┏━━

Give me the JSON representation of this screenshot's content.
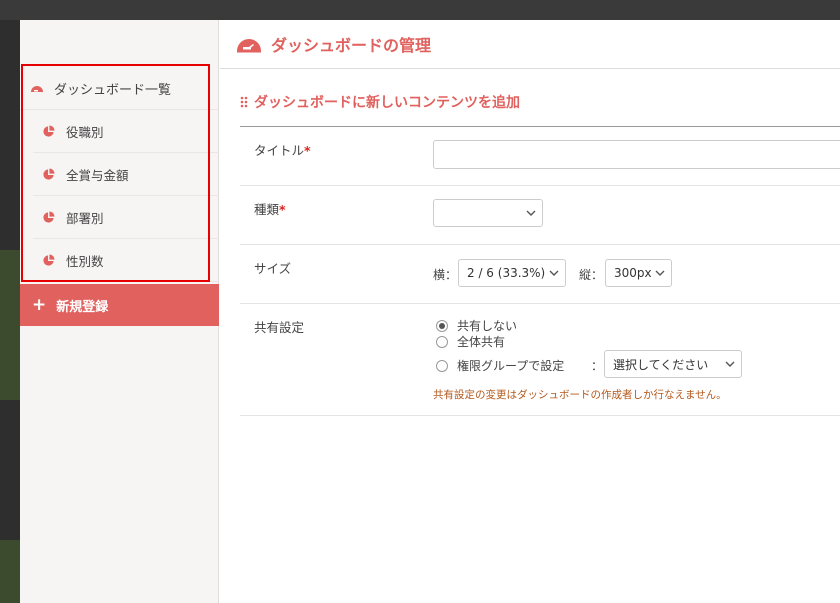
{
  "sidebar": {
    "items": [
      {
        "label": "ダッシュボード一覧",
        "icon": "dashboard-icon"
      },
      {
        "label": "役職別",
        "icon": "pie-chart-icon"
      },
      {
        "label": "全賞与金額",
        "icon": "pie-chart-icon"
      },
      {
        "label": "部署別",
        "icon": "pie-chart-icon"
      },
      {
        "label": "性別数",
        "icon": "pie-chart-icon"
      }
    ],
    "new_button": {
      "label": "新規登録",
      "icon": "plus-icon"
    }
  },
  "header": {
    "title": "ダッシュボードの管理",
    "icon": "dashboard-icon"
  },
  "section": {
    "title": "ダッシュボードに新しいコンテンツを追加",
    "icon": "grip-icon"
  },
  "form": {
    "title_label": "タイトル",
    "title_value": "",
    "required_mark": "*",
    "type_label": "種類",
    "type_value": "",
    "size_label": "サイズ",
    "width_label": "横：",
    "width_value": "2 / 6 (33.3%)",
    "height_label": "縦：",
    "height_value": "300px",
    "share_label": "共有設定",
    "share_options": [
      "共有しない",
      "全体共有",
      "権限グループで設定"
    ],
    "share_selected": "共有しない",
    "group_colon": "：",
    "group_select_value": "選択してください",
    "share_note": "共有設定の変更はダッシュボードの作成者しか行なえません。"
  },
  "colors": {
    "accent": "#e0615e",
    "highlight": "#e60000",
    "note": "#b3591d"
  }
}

┗━━
┏━━

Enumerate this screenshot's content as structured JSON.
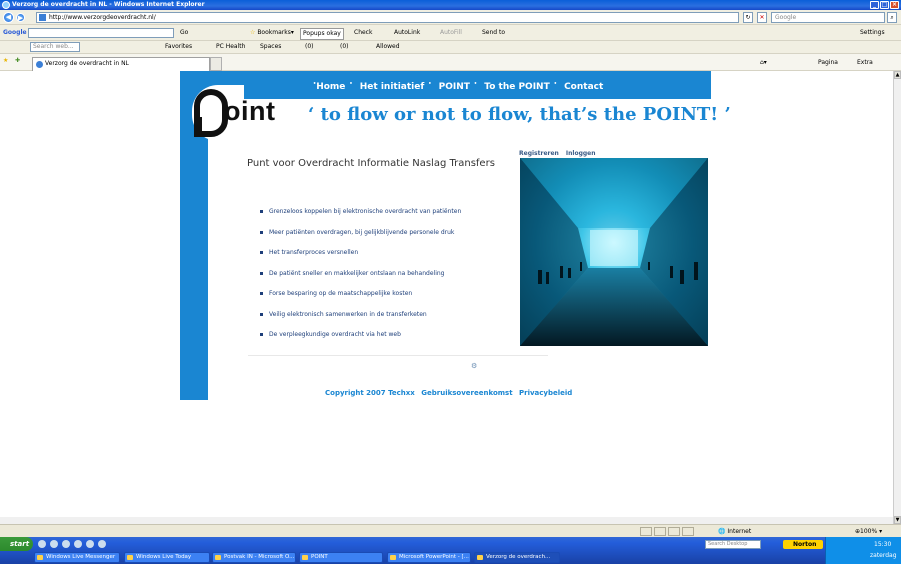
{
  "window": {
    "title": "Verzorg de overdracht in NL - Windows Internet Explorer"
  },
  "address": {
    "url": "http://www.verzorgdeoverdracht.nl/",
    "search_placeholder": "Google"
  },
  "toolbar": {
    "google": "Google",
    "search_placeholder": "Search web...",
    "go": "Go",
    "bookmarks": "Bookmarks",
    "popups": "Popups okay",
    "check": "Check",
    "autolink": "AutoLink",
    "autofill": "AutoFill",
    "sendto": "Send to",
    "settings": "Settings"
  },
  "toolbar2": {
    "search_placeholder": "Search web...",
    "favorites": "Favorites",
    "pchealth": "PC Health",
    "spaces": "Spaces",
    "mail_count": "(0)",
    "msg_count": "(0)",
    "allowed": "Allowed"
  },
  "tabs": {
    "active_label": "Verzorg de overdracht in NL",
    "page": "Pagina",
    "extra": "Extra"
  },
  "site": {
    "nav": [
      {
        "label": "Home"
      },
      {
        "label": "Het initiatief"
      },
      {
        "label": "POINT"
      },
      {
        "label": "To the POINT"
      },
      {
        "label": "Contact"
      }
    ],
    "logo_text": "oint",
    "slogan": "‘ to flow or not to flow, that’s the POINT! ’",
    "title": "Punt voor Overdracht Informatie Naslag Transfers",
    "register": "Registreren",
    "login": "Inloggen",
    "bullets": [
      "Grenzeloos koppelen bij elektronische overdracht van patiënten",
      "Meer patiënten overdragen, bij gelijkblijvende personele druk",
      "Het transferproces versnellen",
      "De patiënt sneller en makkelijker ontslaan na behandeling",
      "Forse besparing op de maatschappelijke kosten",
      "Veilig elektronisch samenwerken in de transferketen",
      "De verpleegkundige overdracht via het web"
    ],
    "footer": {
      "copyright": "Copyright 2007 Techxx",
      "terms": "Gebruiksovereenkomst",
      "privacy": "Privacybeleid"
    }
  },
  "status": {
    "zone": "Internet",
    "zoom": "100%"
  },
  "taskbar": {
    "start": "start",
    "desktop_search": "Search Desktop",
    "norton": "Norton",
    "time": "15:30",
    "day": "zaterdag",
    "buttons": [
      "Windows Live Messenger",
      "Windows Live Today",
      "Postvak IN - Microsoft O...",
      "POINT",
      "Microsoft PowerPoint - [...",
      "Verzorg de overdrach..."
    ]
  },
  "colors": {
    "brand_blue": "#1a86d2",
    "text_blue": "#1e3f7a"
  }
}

┗━━

Set task: From the listing, copy each line containing the word "dashboard".

Reply to the exercise:
        "icon": "dashboard-icon"
    "icon": "dashboard-icon"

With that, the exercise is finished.